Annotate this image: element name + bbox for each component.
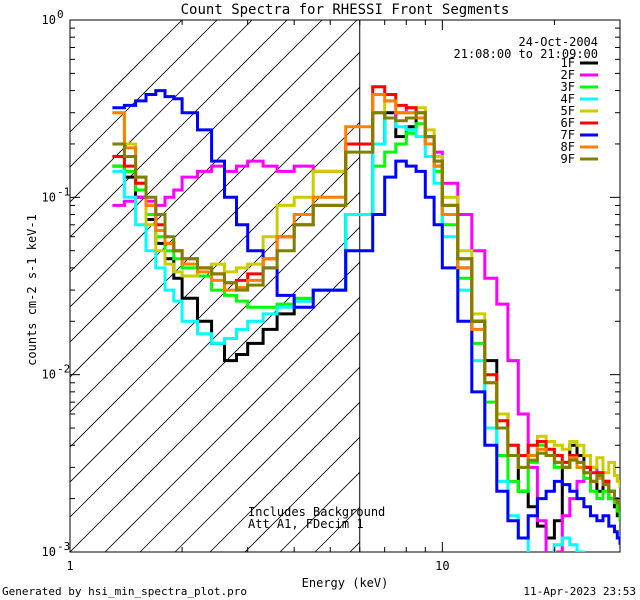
hatch-line: [70, 20, 323, 273]
y-tick-label: 10: [42, 190, 56, 204]
hatch-line: [70, 261, 360, 552]
legend-label-2F: 2F: [561, 68, 575, 82]
timestamp-label: 11-Apr-2023 23:53: [523, 585, 636, 598]
hatch-line: [70, 156, 360, 448]
legend-label-7F: 7F: [561, 128, 575, 142]
legend-label-6F: 6F: [561, 116, 575, 130]
series-line-5F: [112, 99, 620, 488]
hatch-line: [420, 0, 640, 552]
hatch-line: [70, 20, 183, 133]
hatch-line: [455, 0, 640, 552]
hatch-line: [70, 20, 253, 203]
time-range-label: 21:08:00 to 21:09:00: [454, 47, 599, 61]
annotation-attenuator: Att A1, FDecim 1: [248, 517, 364, 531]
hatch-line: [174, 366, 360, 552]
x-tick-label: 10: [435, 559, 449, 573]
hatch-line: [70, 86, 360, 378]
y-tick-label: 10: [42, 545, 56, 559]
date-label: 24-Oct-2004: [519, 35, 598, 49]
legend-label-5F: 5F: [561, 104, 575, 118]
hatch-line: [70, 191, 360, 483]
hatch-line: [70, 20, 218, 168]
plot-frame: [69, 19, 621, 553]
y-tick-exponent: -2: [57, 363, 70, 376]
hatch-line: [70, 121, 360, 413]
series-line-2F: [112, 106, 620, 552]
series-layer: [112, 85, 620, 552]
hatch-line: [209, 401, 360, 552]
hatch-line: [104, 296, 360, 552]
legend-label-3F: 3F: [561, 80, 575, 94]
y-tick-label: 10: [42, 368, 56, 382]
legend-label-1F: 1F: [561, 56, 575, 70]
hatched-region: [70, 0, 640, 552]
y-tick-label: 10: [42, 13, 56, 27]
x-tick-label: 1: [66, 559, 73, 573]
y-tick-exponent: 0: [57, 8, 64, 21]
annotation-background: Includes Background: [248, 505, 385, 519]
chart-title: Count Spectra for RHESSI Front Segments: [181, 2, 510, 18]
y-tick-exponent: -3: [57, 540, 70, 553]
legend-label-8F: 8F: [561, 140, 575, 154]
x-axis-label: Energy (keV): [302, 576, 389, 590]
legend-label-4F: 4F: [561, 92, 575, 106]
hatch-line: [70, 51, 360, 343]
legend-label-9F: 9F: [561, 152, 575, 166]
hatch-line: [279, 471, 360, 552]
series-line-7F: [112, 89, 620, 545]
hatch-line: [630, 0, 640, 552]
hatch-line: [139, 331, 360, 552]
hatch-line: [70, 20, 288, 238]
hatch-line: [70, 20, 358, 308]
hatch-line: [244, 436, 360, 552]
y-tick-exponent: -1: [57, 185, 70, 198]
series-line-4F: [112, 116, 586, 552]
hatch-line: [70, 226, 360, 518]
y-axis-label: counts cm-2 s-1 keV-1: [25, 214, 39, 366]
generated-by-label: Generated by hsi_min_spectra_plot.pro: [2, 585, 247, 598]
series-line-9F: [112, 111, 620, 512]
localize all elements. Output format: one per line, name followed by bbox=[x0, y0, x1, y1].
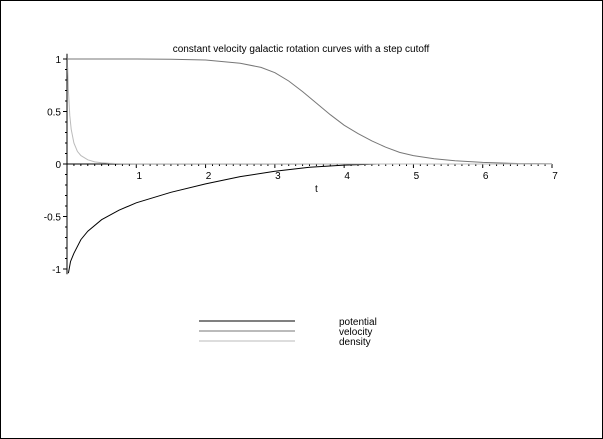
x-axis-label: t bbox=[315, 184, 318, 195]
x-tick-label: 4 bbox=[344, 171, 350, 182]
chart-title: constant velocity galactic rotation curv… bbox=[173, 44, 430, 55]
legend-label-density: density bbox=[339, 337, 371, 348]
x-tick-label: 1 bbox=[137, 171, 143, 182]
series-layer bbox=[67, 58, 553, 274]
x-tick-label: 2 bbox=[206, 171, 212, 182]
x-tick-label: 6 bbox=[483, 171, 489, 182]
y-tick-label: 1 bbox=[55, 55, 61, 66]
y-tick-label: 0.5 bbox=[47, 108, 61, 119]
series-line-velocity bbox=[67, 58, 553, 165]
series-line-density bbox=[67, 67, 553, 165]
y-tick-label: -1 bbox=[52, 265, 61, 276]
y-tick-label: -0.5 bbox=[44, 213, 62, 224]
x-tick-label: 3 bbox=[275, 171, 281, 182]
legend-label-potential: potential bbox=[339, 317, 377, 328]
y-tick-label: 0 bbox=[55, 160, 61, 171]
legend-label-velocity: velocity bbox=[339, 327, 372, 338]
x-tick-label: 5 bbox=[414, 171, 420, 182]
x-tick-label: 7 bbox=[552, 171, 558, 182]
axes: 1 2 3 4 5 6 7 -1 -0.5 0 0.5 1 bbox=[44, 53, 558, 276]
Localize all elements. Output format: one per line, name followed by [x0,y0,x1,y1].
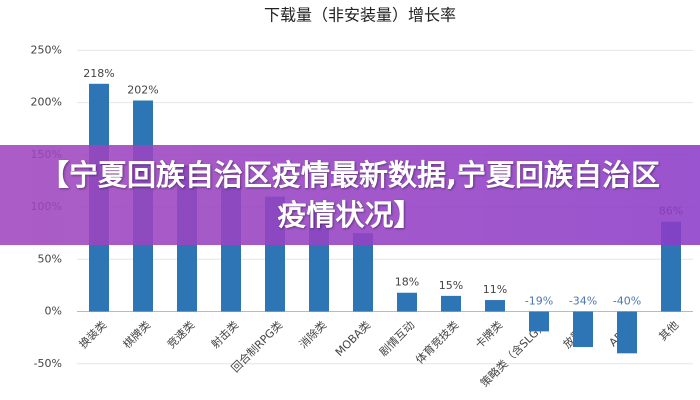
bar [617,311,637,354]
value-label: 202% [127,84,158,97]
y-tick-label: 50% [38,252,62,265]
value-label: -40% [613,295,641,308]
x-tick-label: 棋牌类 [120,318,153,351]
chart-title: 下载量（非安装量）增长率 [264,6,456,25]
value-label: 18% [395,276,419,289]
y-tick-label: 200% [31,96,62,109]
bar [485,300,505,312]
x-tick-label: MOBA类 [332,318,373,359]
value-label: 11% [483,283,507,296]
y-tick-label: -50% [34,357,62,370]
x-tick-label: 射击类 [208,318,241,351]
x-tick-label: 消除类 [296,318,329,351]
banner: 【宁夏回族自治区疫情最新数据,宁夏回族自治区疫情状况】 [0,145,700,245]
value-label: 15% [439,279,463,292]
x-tick-label: 体育竞技类 [412,318,461,367]
bar [353,233,373,312]
bar [529,311,549,332]
y-tick-label: 250% [31,43,62,56]
value-label: -19% [525,295,553,308]
value-label: 218% [83,67,114,80]
x-tick-label: 换装类 [76,318,109,351]
x-tick-label: 卡牌类 [472,318,505,351]
x-tick-label: 其他 [656,319,681,344]
x-tick-label: 竞速类 [164,318,197,351]
banner-text: 【宁夏回族自治区疫情最新数据,宁夏回族自治区疫情状况】 [39,158,661,232]
bar [441,295,461,312]
x-tick-label: 剧情互动 [377,319,417,359]
y-tick-label: 0% [45,305,62,318]
bar [397,292,417,312]
value-label: -34% [569,295,597,308]
bar [573,311,593,348]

• • • • •

Exercise brief: Can you write out every line of all the records above word for word, leaving out the pictures?

Answer for the task:
Annotate this image: element name + bbox for each component.
hatch-line: [70, 20, 323, 273]
y-tick-label: 10: [42, 190, 56, 204]
hatch-line: [70, 261, 360, 552]
legend-label-2F: 2F: [561, 68, 575, 82]
timestamp-label: 11-Apr-2023 23:53: [523, 585, 636, 598]
hatch-line: [70, 156, 360, 448]
legend-label-7F: 7F: [561, 128, 575, 142]
legend-label-6F: 6F: [561, 116, 575, 130]
series-line-5F: [112, 99, 620, 488]
hatch-line: [420, 0, 640, 552]
hatch-line: [70, 20, 183, 133]
hatch-line: [455, 0, 640, 552]
hatch-line: [70, 20, 253, 203]
time-range-label: 21:08:00 to 21:09:00: [454, 47, 599, 61]
annotation-attenuator: Att A1, FDecim 1: [248, 517, 364, 531]
hatch-line: [174, 366, 360, 552]
x-tick-label: 10: [435, 559, 449, 573]
hatch-line: [70, 86, 360, 378]
y-tick-label: 10: [42, 545, 56, 559]
date-label: 24-Oct-2004: [519, 35, 598, 49]
legend-label-5F: 5F: [561, 104, 575, 118]
hatch-line: [70, 191, 360, 483]
hatch-line: [70, 20, 218, 168]
plot-frame: [69, 19, 621, 553]
y-tick-exponent: -2: [57, 363, 70, 376]
hatch-line: [70, 121, 360, 413]
series-line-2F: [112, 106, 620, 552]
series-layer: [112, 85, 620, 552]
hatch-line: [209, 401, 360, 552]
hatch-line: [104, 296, 360, 552]
legend-label-3F: 3F: [561, 80, 575, 94]
y-tick-label: 10: [42, 368, 56, 382]
legend-label-1F: 1F: [561, 56, 575, 70]
hatched-region: [70, 0, 640, 552]
y-tick-label: 10: [42, 13, 56, 27]
x-tick-label: 1: [66, 559, 73, 573]
y-tick-exponent: 0: [57, 8, 64, 21]
annotation-background: Includes Background: [248, 505, 385, 519]
chart-title: Count Spectra for RHESSI Front Segments: [181, 2, 510, 18]
y-tick-exponent: -3: [57, 540, 70, 553]
legend-label-8F: 8F: [561, 140, 575, 154]
x-axis-label: Energy (keV): [302, 576, 389, 590]
legend-label-4F: 4F: [561, 92, 575, 106]
hatch-line: [70, 51, 360, 343]
legend-label-9F: 9F: [561, 152, 575, 166]
hatch-line: [279, 471, 360, 552]
series-line-7F: [112, 89, 620, 545]
hatch-line: [630, 0, 640, 552]
hatch-line: [139, 331, 360, 552]
hatch-line: [70, 20, 288, 238]
hatch-line: [70, 20, 358, 308]
hatch-line: [244, 436, 360, 552]
y-tick-exponent: -1: [57, 185, 70, 198]
series-line-4F: [112, 116, 586, 552]
hatch-line: [70, 226, 360, 518]
y-axis-label: counts cm-2 s-1 keV-1: [25, 214, 39, 366]
generated-by-label: Generated by hsi_min_spectra_plot.pro: [2, 585, 247, 598]
series-line-9F: [112, 111, 620, 512]
localize all elements. Output format: one per line, name followed by bbox=[x0, y0, x1, y1].
x-axis-label: t bbox=[315, 184, 318, 195]
x-tick-label: 4 bbox=[344, 171, 350, 182]
chart-title: constant velocity galactic rotation curv… bbox=[173, 44, 430, 55]
legend-label-density: density bbox=[339, 337, 371, 348]
x-tick-label: 1 bbox=[137, 171, 143, 182]
series-layer bbox=[67, 58, 553, 274]
x-tick-label: 2 bbox=[206, 171, 212, 182]
x-tick-label: 6 bbox=[483, 171, 489, 182]
y-tick-label: 1 bbox=[55, 55, 61, 66]
y-tick-label: 0.5 bbox=[47, 108, 61, 119]
series-line-velocity bbox=[67, 58, 553, 165]
series-line-density bbox=[67, 67, 553, 165]
y-tick-label: -1 bbox=[52, 265, 61, 276]
y-tick-label: -0.5 bbox=[44, 213, 62, 224]
x-tick-label: 3 bbox=[275, 171, 281, 182]
legend-label-potential: potential bbox=[339, 317, 377, 328]
y-tick-label: 0 bbox=[55, 160, 61, 171]
legend-label-velocity: velocity bbox=[339, 327, 372, 338]
x-tick-label: 5 bbox=[414, 171, 420, 182]
x-tick-label: 7 bbox=[552, 171, 558, 182]
axes: 1 2 3 4 5 6 7 -1 -0.5 0 0.5 1 bbox=[44, 53, 558, 276]
Localize all elements. Output format: one per line, name followed by [x0,y0,x1,y1].
bar [617,311,637,354]
value-label: 202% [127,84,158,97]
y-tick-label: 50% [38,252,62,265]
value-label: -40% [613,295,641,308]
x-tick-label: 棋牌类 [120,318,153,351]
chart-title: 下载量（非安装量）增长率 [264,6,456,25]
value-label: 18% [395,276,419,289]
y-tick-label: 200% [31,96,62,109]
bar [485,300,505,312]
x-tick-label: MOBA类 [332,318,373,359]
value-label: 11% [483,283,507,296]
y-tick-label: -50% [34,357,62,370]
x-tick-label: 射击类 [208,318,241,351]
x-tick-label: 消除类 [296,318,329,351]
banner: 【宁夏回族自治区疫情最新数据,宁夏回族自治区疫情状况】 [0,145,700,245]
value-label: 15% [439,279,463,292]
x-tick-label: 体育竞技类 [412,318,461,367]
bar [353,233,373,312]
bar [529,311,549,332]
y-tick-label: 250% [31,43,62,56]
value-label: -19% [525,295,553,308]
value-label: 218% [83,67,114,80]
x-tick-label: 换装类 [76,318,109,351]
x-tick-label: 卡牌类 [472,318,505,351]
x-tick-label: 其他 [656,319,681,344]
x-tick-label: 竞速类 [164,318,197,351]
banner-text: 【宁夏回族自治区疫情最新数据,宁夏回族自治区疫情状况】 [39,158,661,232]
bar [441,295,461,312]
x-tick-label: 剧情互动 [377,319,417,359]
y-tick-label: 0% [45,305,62,318]
bar [397,292,417,312]
value-label: -34% [569,295,597,308]
bar [573,311,593,348]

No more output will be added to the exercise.